** Start Entries provided **

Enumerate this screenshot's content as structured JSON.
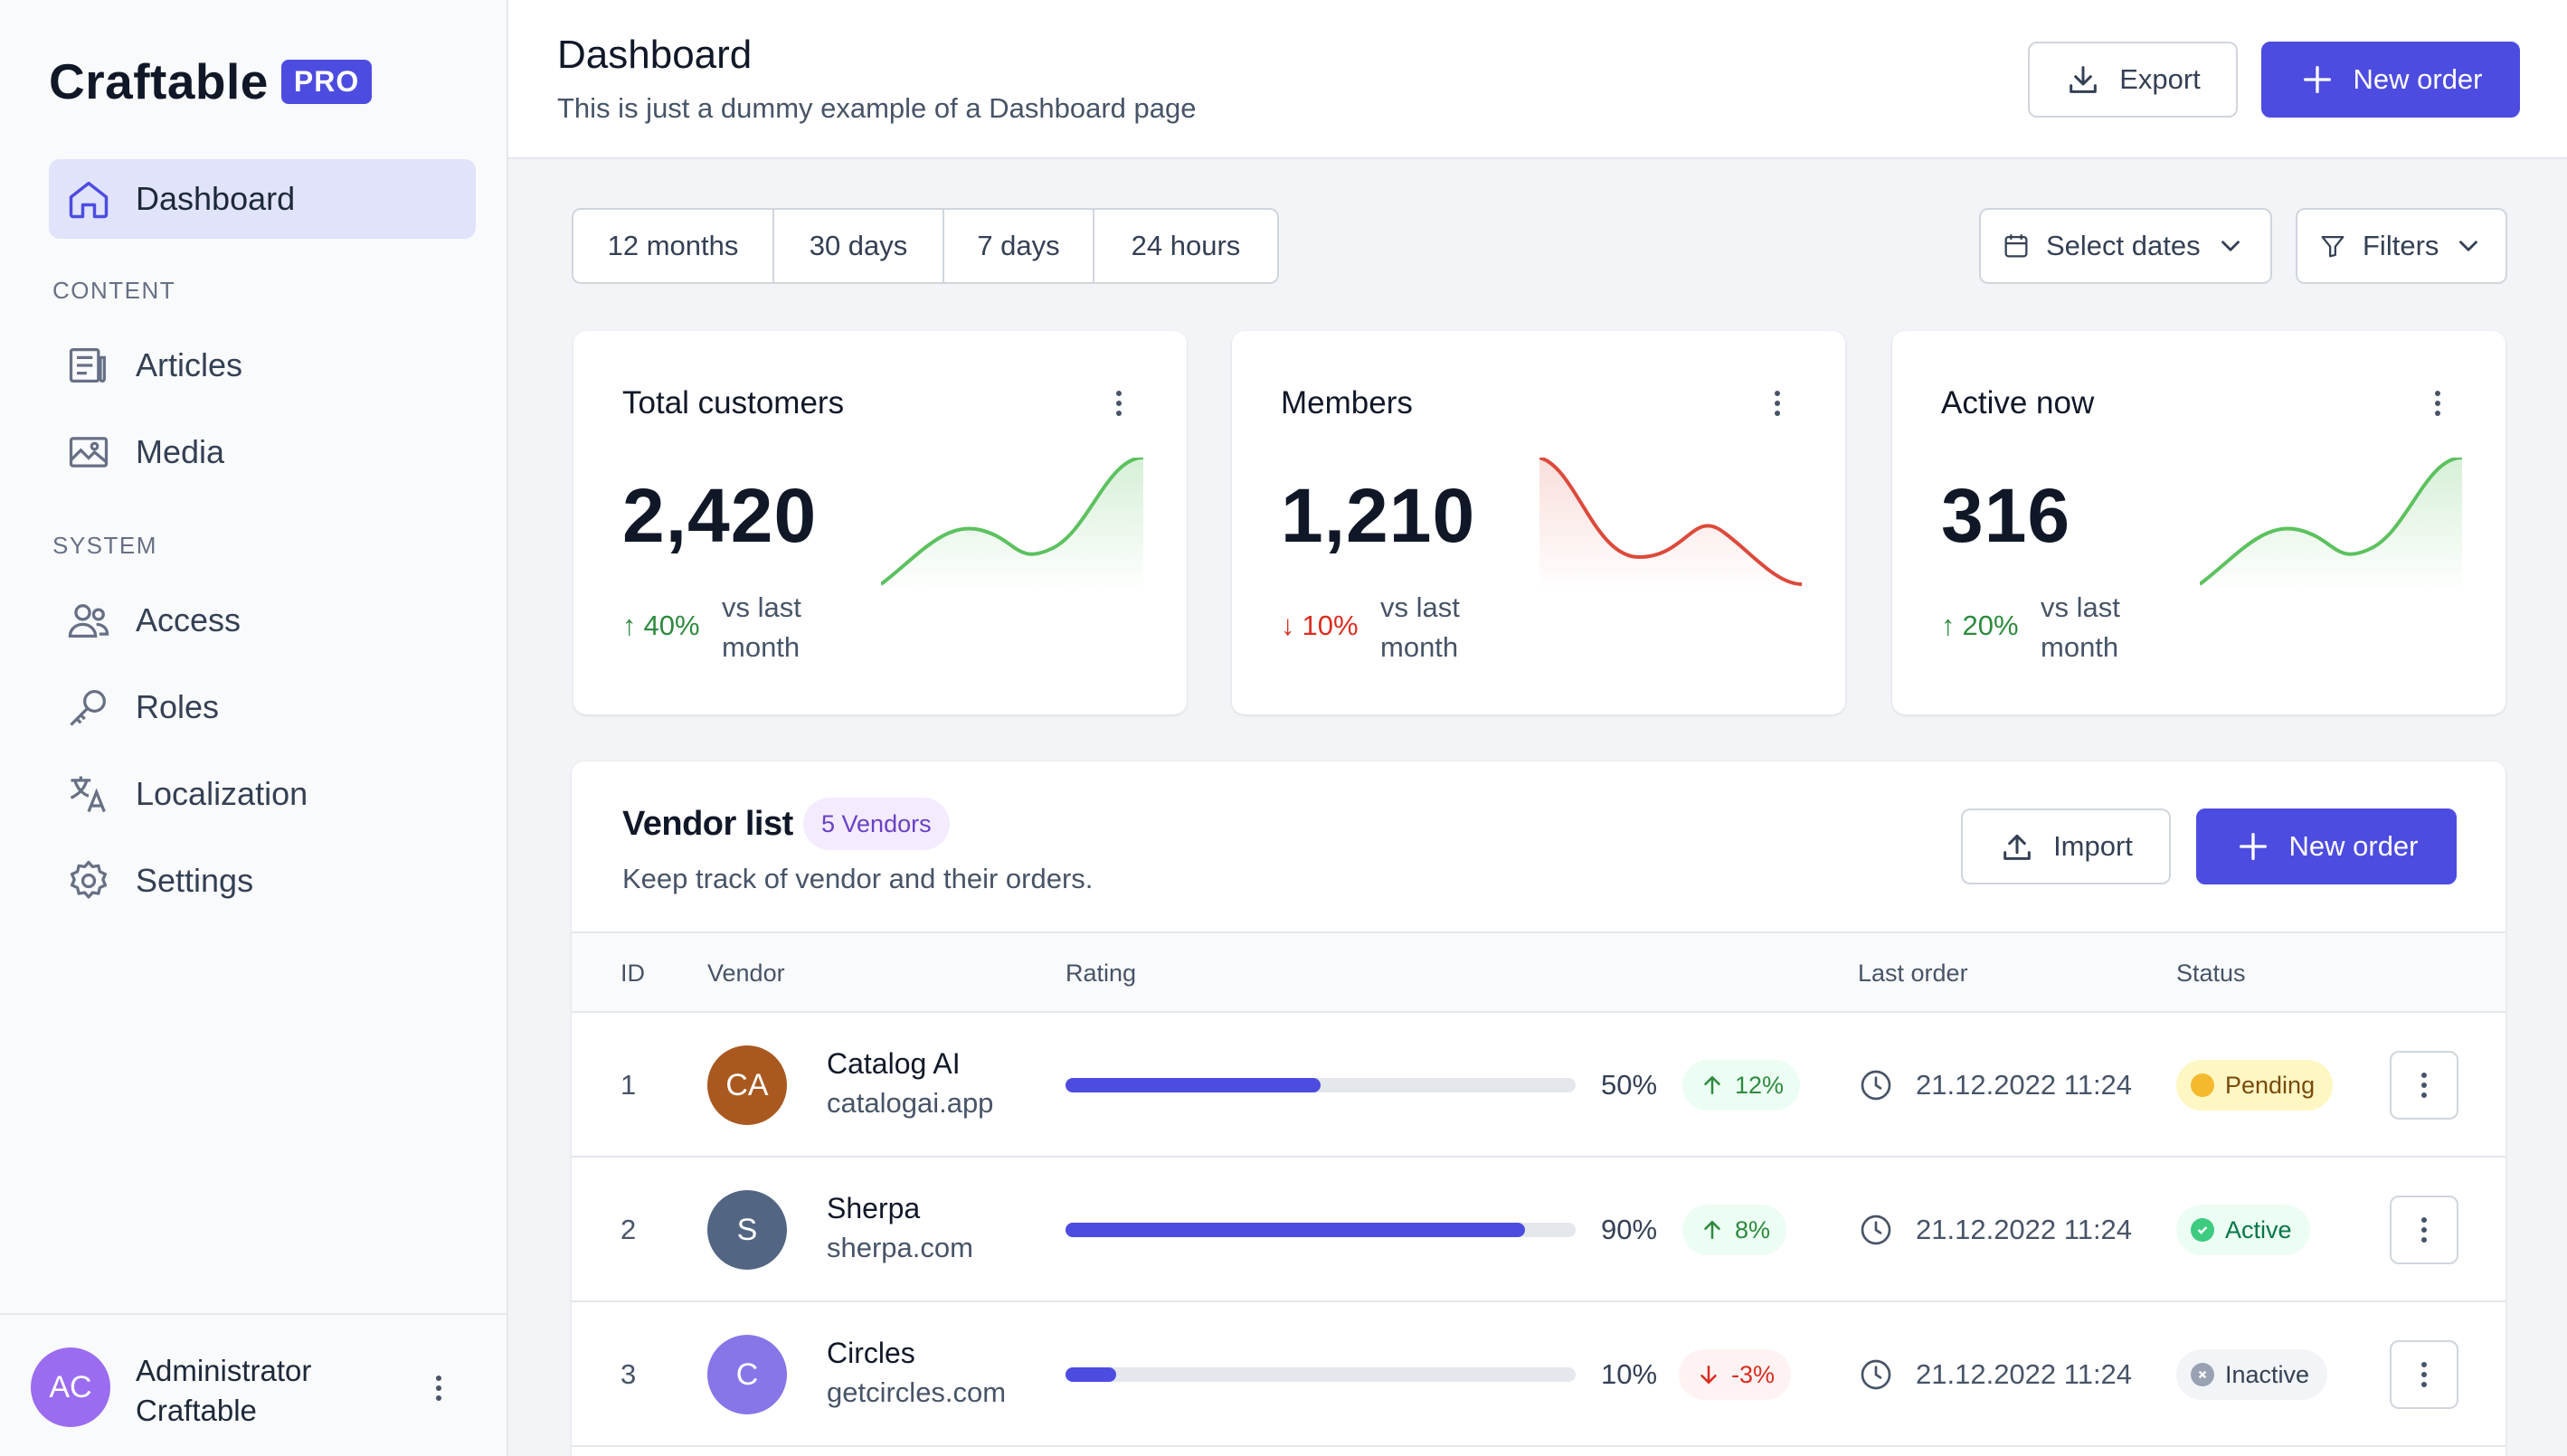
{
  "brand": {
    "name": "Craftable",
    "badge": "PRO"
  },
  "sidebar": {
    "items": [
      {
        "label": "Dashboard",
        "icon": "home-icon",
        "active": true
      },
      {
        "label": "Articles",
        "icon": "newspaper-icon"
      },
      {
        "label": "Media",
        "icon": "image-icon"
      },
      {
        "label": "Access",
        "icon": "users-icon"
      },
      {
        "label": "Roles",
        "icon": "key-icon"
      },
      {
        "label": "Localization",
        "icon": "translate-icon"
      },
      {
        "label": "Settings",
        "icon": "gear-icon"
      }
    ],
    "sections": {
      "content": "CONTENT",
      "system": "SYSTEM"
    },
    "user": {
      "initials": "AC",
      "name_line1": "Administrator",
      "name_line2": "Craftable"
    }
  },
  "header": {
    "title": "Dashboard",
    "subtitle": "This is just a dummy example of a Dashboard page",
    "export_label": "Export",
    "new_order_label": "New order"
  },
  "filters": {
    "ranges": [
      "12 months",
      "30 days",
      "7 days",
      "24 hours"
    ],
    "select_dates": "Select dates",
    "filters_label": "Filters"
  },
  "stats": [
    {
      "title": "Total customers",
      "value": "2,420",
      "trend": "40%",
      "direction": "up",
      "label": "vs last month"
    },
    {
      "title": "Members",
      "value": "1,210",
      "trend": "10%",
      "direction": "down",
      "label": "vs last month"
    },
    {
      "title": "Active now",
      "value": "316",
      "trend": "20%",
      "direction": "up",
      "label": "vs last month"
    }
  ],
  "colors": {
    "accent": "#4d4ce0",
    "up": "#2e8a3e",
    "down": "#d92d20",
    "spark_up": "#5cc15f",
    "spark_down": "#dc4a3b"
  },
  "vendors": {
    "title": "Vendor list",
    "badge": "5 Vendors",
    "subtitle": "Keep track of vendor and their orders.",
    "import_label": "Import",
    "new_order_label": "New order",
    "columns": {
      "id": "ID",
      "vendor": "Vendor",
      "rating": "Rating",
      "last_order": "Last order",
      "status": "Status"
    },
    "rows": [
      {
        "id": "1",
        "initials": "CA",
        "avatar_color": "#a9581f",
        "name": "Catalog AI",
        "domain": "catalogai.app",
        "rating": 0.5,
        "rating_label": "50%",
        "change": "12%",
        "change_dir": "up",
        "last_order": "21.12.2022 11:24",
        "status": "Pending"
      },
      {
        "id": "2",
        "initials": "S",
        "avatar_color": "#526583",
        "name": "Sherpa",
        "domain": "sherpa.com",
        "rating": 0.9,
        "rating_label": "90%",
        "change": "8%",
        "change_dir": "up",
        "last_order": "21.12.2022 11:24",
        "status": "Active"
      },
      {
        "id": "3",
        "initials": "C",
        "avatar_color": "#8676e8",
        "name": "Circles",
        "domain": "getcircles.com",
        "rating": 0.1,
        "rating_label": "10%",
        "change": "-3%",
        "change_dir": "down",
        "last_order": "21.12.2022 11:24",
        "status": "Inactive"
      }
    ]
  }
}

** End Entries provided **

— Exercise prompt —
Leaving aside the images, write out the entries above word for word.

— Worked solution —
Enumerate this screenshot's content as structured JSON.
{
  "brand": {
    "name": "Craftable",
    "badge": "PRO"
  },
  "sidebar": {
    "items": [
      {
        "label": "Dashboard",
        "icon": "home-icon",
        "active": true
      },
      {
        "label": "Articles",
        "icon": "newspaper-icon"
      },
      {
        "label": "Media",
        "icon": "image-icon"
      },
      {
        "label": "Access",
        "icon": "users-icon"
      },
      {
        "label": "Roles",
        "icon": "key-icon"
      },
      {
        "label": "Localization",
        "icon": "translate-icon"
      },
      {
        "label": "Settings",
        "icon": "gear-icon"
      }
    ],
    "sections": {
      "content": "CONTENT",
      "system": "SYSTEM"
    },
    "user": {
      "initials": "AC",
      "name_line1": "Administrator",
      "name_line2": "Craftable"
    }
  },
  "header": {
    "title": "Dashboard",
    "subtitle": "This is just a dummy example of a Dashboard page",
    "export_label": "Export",
    "new_order_label": "New order"
  },
  "filters": {
    "ranges": [
      "12 months",
      "30 days",
      "7 days",
      "24 hours"
    ],
    "select_dates": "Select dates",
    "filters_label": "Filters"
  },
  "stats": [
    {
      "title": "Total customers",
      "value": "2,420",
      "trend": "40%",
      "direction": "up",
      "label": "vs last month"
    },
    {
      "title": "Members",
      "value": "1,210",
      "trend": "10%",
      "direction": "down",
      "label": "vs last month"
    },
    {
      "title": "Active now",
      "value": "316",
      "trend": "20%",
      "direction": "up",
      "label": "vs last month"
    }
  ],
  "colors": {
    "accent": "#4d4ce0",
    "up": "#2e8a3e",
    "down": "#d92d20",
    "spark_up": "#5cc15f",
    "spark_down": "#dc4a3b"
  },
  "vendors": {
    "title": "Vendor list",
    "badge": "5 Vendors",
    "subtitle": "Keep track of vendor and their orders.",
    "import_label": "Import",
    "new_order_label": "New order",
    "columns": {
      "id": "ID",
      "vendor": "Vendor",
      "rating": "Rating",
      "last_order": "Last order",
      "status": "Status"
    },
    "rows": [
      {
        "id": "1",
        "initials": "CA",
        "avatar_color": "#a9581f",
        "name": "Catalog AI",
        "domain": "catalogai.app",
        "rating": 0.5,
        "rating_label": "50%",
        "change": "12%",
        "change_dir": "up",
        "last_order": "21.12.2022 11:24",
        "status": "Pending"
      },
      {
        "id": "2",
        "initials": "S",
        "avatar_color": "#526583",
        "name": "Sherpa",
        "domain": "sherpa.com",
        "rating": 0.9,
        "rating_label": "90%",
        "change": "8%",
        "change_dir": "up",
        "last_order": "21.12.2022 11:24",
        "status": "Active"
      },
      {
        "id": "3",
        "initials": "C",
        "avatar_color": "#8676e8",
        "name": "Circles",
        "domain": "getcircles.com",
        "rating": 0.1,
        "rating_label": "10%",
        "change": "-3%",
        "change_dir": "down",
        "last_order": "21.12.2022 11:24",
        "status": "Inactive"
      }
    ]
  }
}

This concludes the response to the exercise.